====== INFORMATION GIVEN ======

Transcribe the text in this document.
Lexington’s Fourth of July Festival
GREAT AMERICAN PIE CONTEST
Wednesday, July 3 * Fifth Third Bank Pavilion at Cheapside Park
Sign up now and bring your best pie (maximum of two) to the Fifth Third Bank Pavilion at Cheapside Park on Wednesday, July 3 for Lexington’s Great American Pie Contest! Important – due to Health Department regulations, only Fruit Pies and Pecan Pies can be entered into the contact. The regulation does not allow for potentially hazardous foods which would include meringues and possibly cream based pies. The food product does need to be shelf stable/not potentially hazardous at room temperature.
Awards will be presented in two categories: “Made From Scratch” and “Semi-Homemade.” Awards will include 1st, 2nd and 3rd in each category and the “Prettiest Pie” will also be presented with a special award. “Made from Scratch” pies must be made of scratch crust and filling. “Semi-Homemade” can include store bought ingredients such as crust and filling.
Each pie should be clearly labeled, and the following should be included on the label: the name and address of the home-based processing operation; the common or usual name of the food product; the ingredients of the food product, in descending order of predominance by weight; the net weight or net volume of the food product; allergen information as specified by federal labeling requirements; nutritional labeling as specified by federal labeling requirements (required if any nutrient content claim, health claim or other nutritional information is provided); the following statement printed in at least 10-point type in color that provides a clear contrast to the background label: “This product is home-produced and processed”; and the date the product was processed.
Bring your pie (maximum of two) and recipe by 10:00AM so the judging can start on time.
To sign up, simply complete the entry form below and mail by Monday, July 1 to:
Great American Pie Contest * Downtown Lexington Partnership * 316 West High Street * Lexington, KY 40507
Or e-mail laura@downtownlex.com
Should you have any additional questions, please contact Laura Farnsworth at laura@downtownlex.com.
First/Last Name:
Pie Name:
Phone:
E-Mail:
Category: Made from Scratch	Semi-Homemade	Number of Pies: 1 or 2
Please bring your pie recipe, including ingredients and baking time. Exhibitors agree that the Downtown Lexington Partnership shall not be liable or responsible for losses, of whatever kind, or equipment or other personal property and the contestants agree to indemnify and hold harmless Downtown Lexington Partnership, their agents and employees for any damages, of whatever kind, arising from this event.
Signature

======

## TASK STATEMENT
Tally the lines of the data that hold the string "Made". Answer with the number and nothing more.

## TASK RESPONSE
2